• **SHORT TASK**:
Filter the data for lines with the word "Stadt", then copy every line so identified.

[start of DATASET ENTRIES]

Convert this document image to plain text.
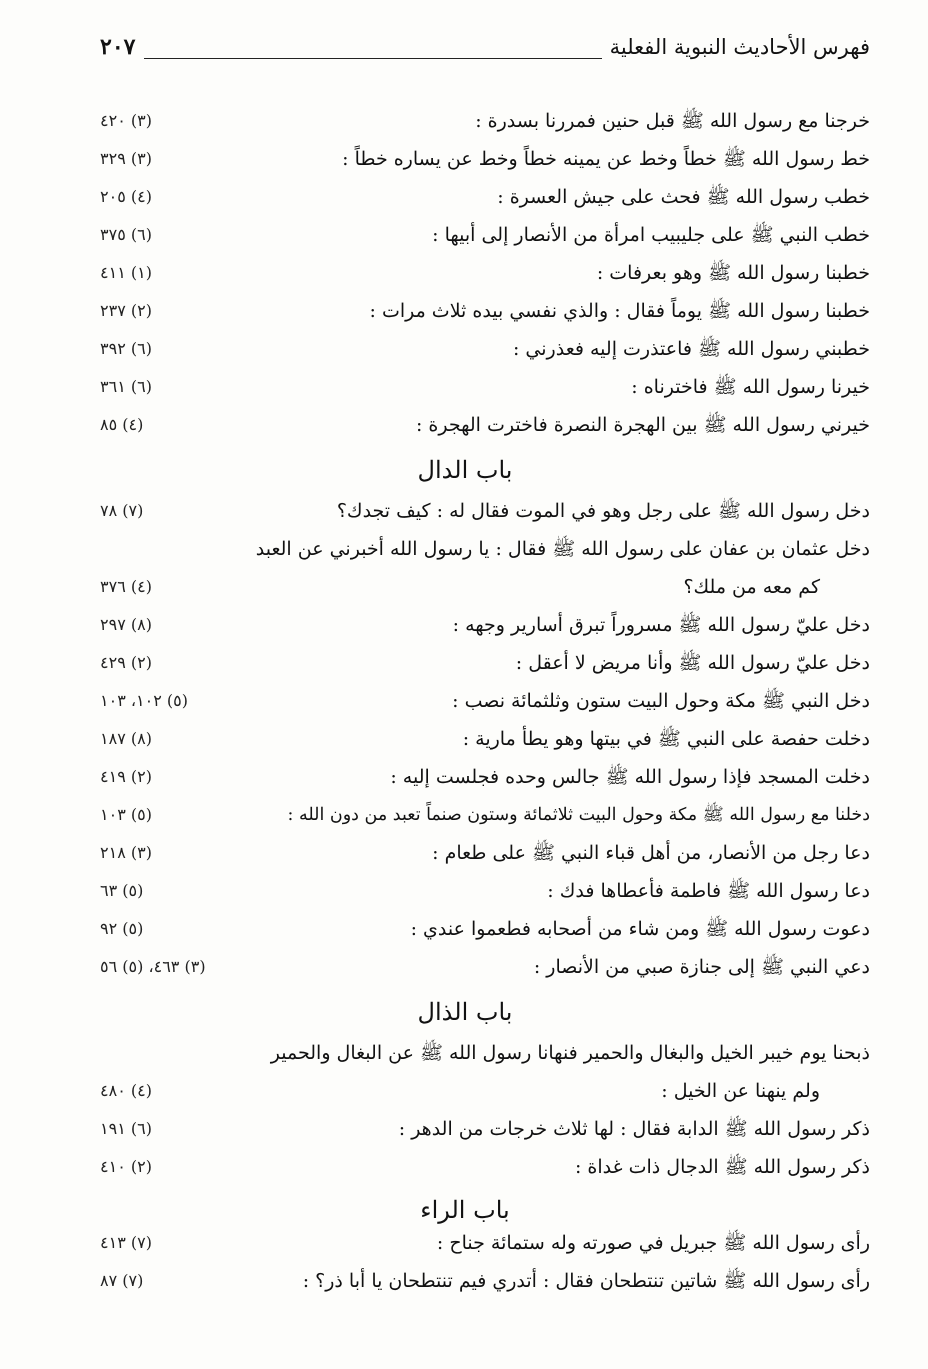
فهرس الأحاديث النبوية الفعلية
٢٠٧
خرجنا مع رسول الله ﷺ قبل حنين فمررنا بسدرة :
(٣) ٤٢٠
خط رسول الله ﷺ خطاً وخط عن يمينه خطاً وخط عن يساره خطاً :
(٣) ٣٢٩
خطب رسول الله ﷺ فحث على جيش العسرة :
(٤) ٢٠٥
خطب النبي ﷺ على جليبيب امرأة من الأنصار إلى أبيها :
(٦) ٣٧٥
خطبنا رسول الله ﷺ وهو بعرفات :
(١) ٤١١
خطبنا رسول الله ﷺ يوماً فقال : والذي نفسي بيده ثلاث مرات :
(٢) ٢٣٧
خطبني رسول الله ﷺ فاعتذرت إليه فعذرني :
(٦) ٣٩٢
خيرنا رسول الله ﷺ فاخترناه :
(٦) ٣٦١
خيرني رسول الله ﷺ بين الهجرة النصرة فاخترت الهجرة :
(٤) ٨٥
باب الدال
دخل رسول الله ﷺ على رجل وهو في الموت فقال له : كيف تجدك؟
(٧) ٧٨
دخل عثمان بن عفان على رسول الله ﷺ فقال : يا رسول الله أخبرني عن العبد
كم معه من ملك؟
(٤) ٣٧٦
دخل عليّ رسول الله ﷺ مسروراً تبرق أسارير وجهه :
(٨) ٢٩٧
دخل عليّ رسول الله ﷺ وأنا مريض لا أعقل :
(٢) ٤٢٩
دخل النبي ﷺ مكة وحول البيت ستون وثلثمائة نصب :
(٥) ١٠٢، ١٠٣
دخلت حفصة على النبي ﷺ في بيتها وهو يطأ مارية :
(٨) ١٨٧
دخلت المسجد فإذا رسول الله ﷺ جالس وحده فجلست إليه :
(٢) ٤١٩
دخلنا مع رسول الله ﷺ مكة وحول البيت ثلاثمائة وستون صنماً تعبد من دون الله :
(٥) ١٠٣
دعا رجل من الأنصار، من أهل قباء النبي ﷺ على طعام :
(٣) ٢١٨
دعا رسول الله ﷺ فاطمة فأعطاها فدك :
(٥) ٦٣
دعوت رسول الله ﷺ ومن شاء من أصحابه فطعموا عندي :
(٥) ٩٢
دعي النبي ﷺ إلى جنازة صبي من الأنصار :
(٣) ٤٦٣، (٥) ٥٦
باب الذال
ذبحنا يوم خيبر الخيل والبغال والحمير فنهانا رسول الله ﷺ عن البغال والحمير
ولم ينهنا عن الخيل :
(٤) ٤٨٠
ذكر رسول الله ﷺ الدابة فقال : لها ثلاث خرجات من الدهر :
(٦) ١٩١
ذكر رسول الله ﷺ الدجال ذات غداة :
(٢) ٤١٠
باب الراء
رأى رسول الله ﷺ جبريل في صورته وله ستمائة جناح :
(٧) ٤١٣
رأى رسول الله ﷺ شاتين تنتطحان فقال : أتدري فيم تنتطحان يا أبا ذر؟ :
(٧) ٨٧
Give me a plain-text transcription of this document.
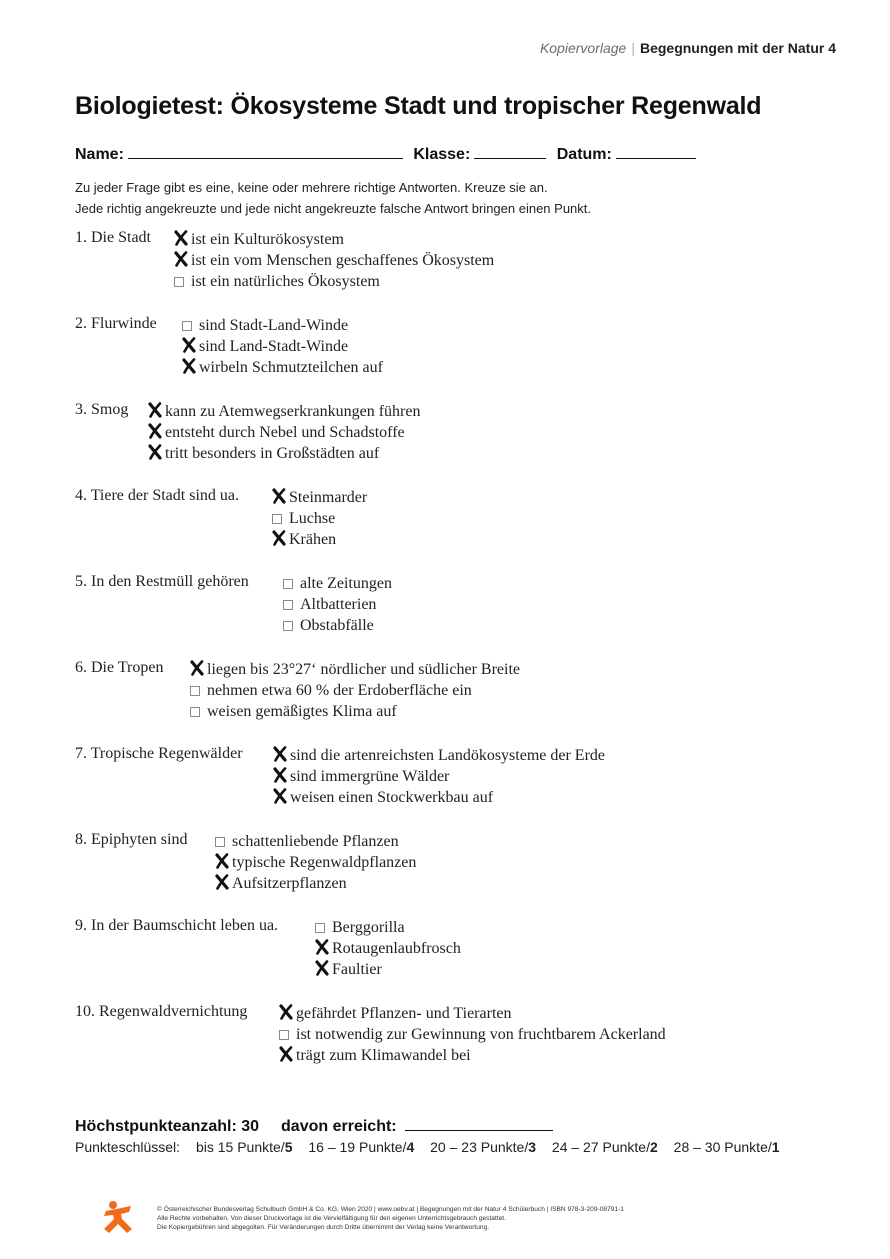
Kopiervorlage | Begegnungen mit der Natur 4
Biologietest: Ökosysteme Stadt und tropischer Regenwald
Name:	Klasse:	Datum:
Zu jeder Frage gibt es eine, keine oder mehrere richtige Antworten. Kreuze sie an.
Jede richtig angekreuzte und jede nicht angekreuzte falsche Antwort bringen einen Punkt.
1. Die Stadt	ist ein Kulturökosystem
ist ein vom Menschen geschaffenes Ökosystem
ist ein natürliches Ökosystem
2. Flurwinde	sind Stadt-Land-Winde
sind Land-Stadt-Winde
wirbeln Schmutzteilchen auf
3. Smog	kann zu Atemwegserkrankungen führen
entsteht durch Nebel und Schadstoffe
tritt besonders in Großstädten auf
4. Tiere der Stadt sind ua.	Steinmarder
Luchse
Krähen
5. In den Restmüll gehören	alte Zeitungen
Altbatterien
Obstabfälle
6. Die Tropen	liegen bis 23°27‘ nördlicher und südlicher Breite
nehmen etwa 60 % der Erdoberfläche ein
weisen gemäßigtes Klima auf
7. Tropische Regenwälder	sind die artenreichsten Landökosysteme der Erde
sind immergrüne Wälder
weisen einen Stockwerkbau auf
8. Epiphyten sind	schattenliebende Pflanzen
typische Regenwaldpflanzen
Aufsitzerpflanzen
9. In der Baumschicht leben ua.	Berggorilla
Rotaugenlaubfrosch
Faultier
10. Regenwaldvernichtung	gefährdet Pflanzen- und Tierarten
ist notwendig zur Gewinnung von fruchtbarem Ackerland
trägt zum Klimawandel bei
Höchstpunkteanzahl: 30 davon erreicht:
Punkteschlüssel: bis 15 Punkte/5 16 – 19 Punkte/4 20 – 23 Punkte/3 24 – 27 Punkte/2 28 – 30 Punkte/1
© Österreichischer Bundesverlag Schulbuch GmbH & Co. KG, Wien 2020 | www.oebv.at | Begegnungen mit der Natur 4 Schülerbuch | ISBN 978-3-209-08791-1
Alle Rechte vorbehalten. Von dieser Druckvorlage ist die Vervielfältigung für den eigenen Unterrichtsgebrauch gestattet.
Die Kopiergebühren sind abgegolten. Für Veränderungen durch Dritte übernimmt der Verlag keine Verantwortung.
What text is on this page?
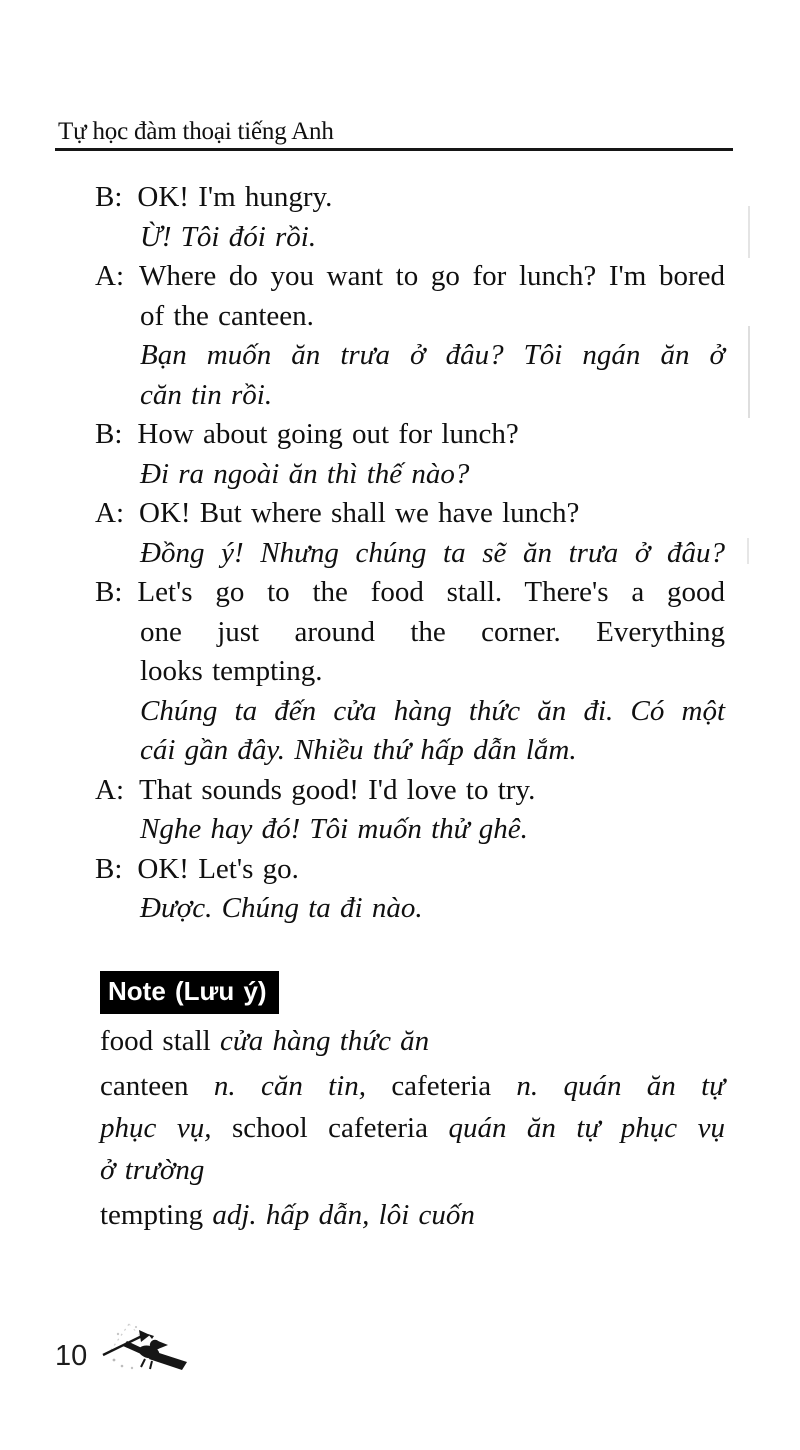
Tự học đàm thoại tiếng Anh
B: OK! I'm hungry.
Ừ! Tôi đói rồi.
A: Where do you want to go for lunch? I'm bored
of the canteen.
Bạn muốn ăn trưa ở đâu? Tôi ngán ăn ở
căn tin rồi.
B: How about going out for lunch?
Đi ra ngoài ăn thì thế nào?
A: OK! But where shall we have lunch?
Đồng ý! Nhưng chúng ta sẽ ăn trưa ở đâu?
B: Let's go to the food stall. There's a good
one just around the corner. Everything
looks tempting.
Chúng ta đến cửa hàng thức ăn đi. Có một
cái gần đây. Nhiều thứ hấp dẫn lắm.
A: That sounds good! I'd love to try.
Nghe hay đó! Tôi muốn thử ghê.
B: OK! Let's go.
Được. Chúng ta đi nào.
Note (Lưu ý)
food stall cửa hàng thức ăn
canteen n. căn tin, cafeteria n. quán ăn tự
phục vụ, school cafeteria quán ăn tự phục vụ
ở trường
tempting adj. hấp dẫn, lôi cuốn
10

[end of DATASET ENTRIES]

• **CORRECT OUTPUT**:
Biologietest: Ökosysteme Stadt und tropischer Regenwald
1. Die Stadt	ist ein Kulturökosystem
2. Flurwinde	sind Stadt-Land-Winde
sind Land-Stadt-Winde
4. Tiere der Stadt sind ua.	Steinmarder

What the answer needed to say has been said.